---------- Record set

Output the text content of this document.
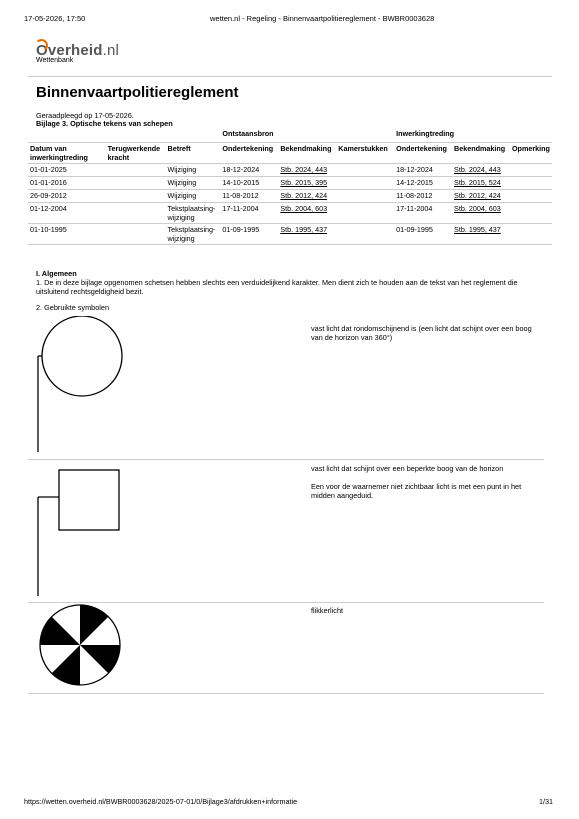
17-05-2026, 17:50	wetten.nl - Regeling - Binnenvaartpolitiereglement - BWBR0003628
Overheid.nl
Wettenbank
Binnenvaartpolitiereglement
Geraadpleegd op 17-05-2026.
Bijlage 3. Optische tekens van schepen
			Ontstaansbron			Inwerkingtreding		
Datum van inwerkingtreding	Terugwerkende kracht	Betreft	Ondertekening	Bekendmaking	Kamerstukken	Ondertekening	Bekendmaking	Opmerking
01-01-2025		Wijziging	18-12-2024	Stb. 2024, 443		18-12-2024	Stb. 2024, 443	
01-01-2016		Wijziging	14-10-2015	Stb. 2015, 395		14-12-2015	Stb. 2015, 524	
26-09-2012		Wijziging	11-08-2012	Stb. 2012, 424		11-08-2012	Stb. 2012, 424	
01-12-2004		Tekstplaatsing-wijziging	17-11-2004	Stb. 2004, 603		17-11-2004	Stb. 2004, 603	
01-10-1995		Tekstplaatsing-wijziging	01-09-1995	Stb. 1995, 437		01-09-1995	Stb. 1995, 437	
I. Algemeen
1. De in deze bijlage opgenomen schetsen hebben slechts een verduidelijkend karakter. Men dient zich te houden aan de tekst van het reglement die uitsluitend rechtsgeldigheid bezit.
2. Gebruikte symbolen
vast licht dat rondomschijnend is (een licht dat schijnt over een boog van de horizon van 360°)
vast licht dat schijnt over een beperkte boog van de horizon
Een voor de waarnemer niet zichtbaar licht is met een punt in het midden aangeduid.
flikkerlicht
https://wetten.overheid.nl/BWBR0003628/2025-07-01/0/Bijlage3/afdrukken+informatie	1/31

--------------------

* [Prompt]
Lines with the word "boog": report how many there are in the entries, as a bare number.

* [Task response]
2